(OBJECTIVE)
Copy, in full, each line of the material that holds the word "peut".

(DATA SUPPLIED)

▬▬▬▬▬▬▬▬▬▬

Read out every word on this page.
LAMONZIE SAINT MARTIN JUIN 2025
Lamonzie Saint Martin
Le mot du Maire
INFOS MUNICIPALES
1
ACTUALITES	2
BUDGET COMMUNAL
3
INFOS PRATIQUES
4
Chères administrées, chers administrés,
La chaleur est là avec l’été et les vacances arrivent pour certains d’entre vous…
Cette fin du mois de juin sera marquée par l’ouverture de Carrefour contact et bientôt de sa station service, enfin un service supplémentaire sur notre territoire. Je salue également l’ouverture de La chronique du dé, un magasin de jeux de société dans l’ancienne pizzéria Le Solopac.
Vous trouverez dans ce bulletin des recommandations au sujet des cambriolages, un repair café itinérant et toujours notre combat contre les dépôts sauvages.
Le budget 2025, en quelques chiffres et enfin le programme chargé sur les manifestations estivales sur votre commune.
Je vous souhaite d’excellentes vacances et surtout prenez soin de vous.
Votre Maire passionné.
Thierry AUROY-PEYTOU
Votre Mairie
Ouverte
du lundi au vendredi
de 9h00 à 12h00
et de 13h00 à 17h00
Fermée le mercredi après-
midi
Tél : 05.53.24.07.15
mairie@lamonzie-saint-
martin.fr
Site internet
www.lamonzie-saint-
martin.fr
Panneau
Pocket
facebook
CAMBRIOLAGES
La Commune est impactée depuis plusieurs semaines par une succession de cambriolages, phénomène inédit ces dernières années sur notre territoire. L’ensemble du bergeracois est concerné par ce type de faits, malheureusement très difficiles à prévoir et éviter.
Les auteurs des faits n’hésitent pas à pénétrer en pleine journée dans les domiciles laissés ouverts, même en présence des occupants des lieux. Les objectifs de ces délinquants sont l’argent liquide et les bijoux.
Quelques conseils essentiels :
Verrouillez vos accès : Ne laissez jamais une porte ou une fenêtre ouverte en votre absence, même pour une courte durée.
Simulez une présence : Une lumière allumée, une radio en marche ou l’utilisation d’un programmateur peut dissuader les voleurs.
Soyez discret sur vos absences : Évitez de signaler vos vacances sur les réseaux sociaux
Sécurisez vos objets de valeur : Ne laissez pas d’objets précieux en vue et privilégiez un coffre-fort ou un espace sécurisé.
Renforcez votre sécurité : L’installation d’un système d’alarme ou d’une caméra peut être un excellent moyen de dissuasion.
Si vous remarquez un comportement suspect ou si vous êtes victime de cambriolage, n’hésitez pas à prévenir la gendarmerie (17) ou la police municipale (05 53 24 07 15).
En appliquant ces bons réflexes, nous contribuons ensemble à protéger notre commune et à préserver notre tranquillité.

▬▬▬▬▬▬▬▬▬▬

(WORKED SOLUTION)
Simulez une présence : Une lumière allumée, une radio en marche ou l’utilisation d’un programmateur peut dissuader les voleurs.
Renforcez votre sécurité : L’installation d’un système d’alarme ou d’une caméra peut être un excellent moyen de dissuasion.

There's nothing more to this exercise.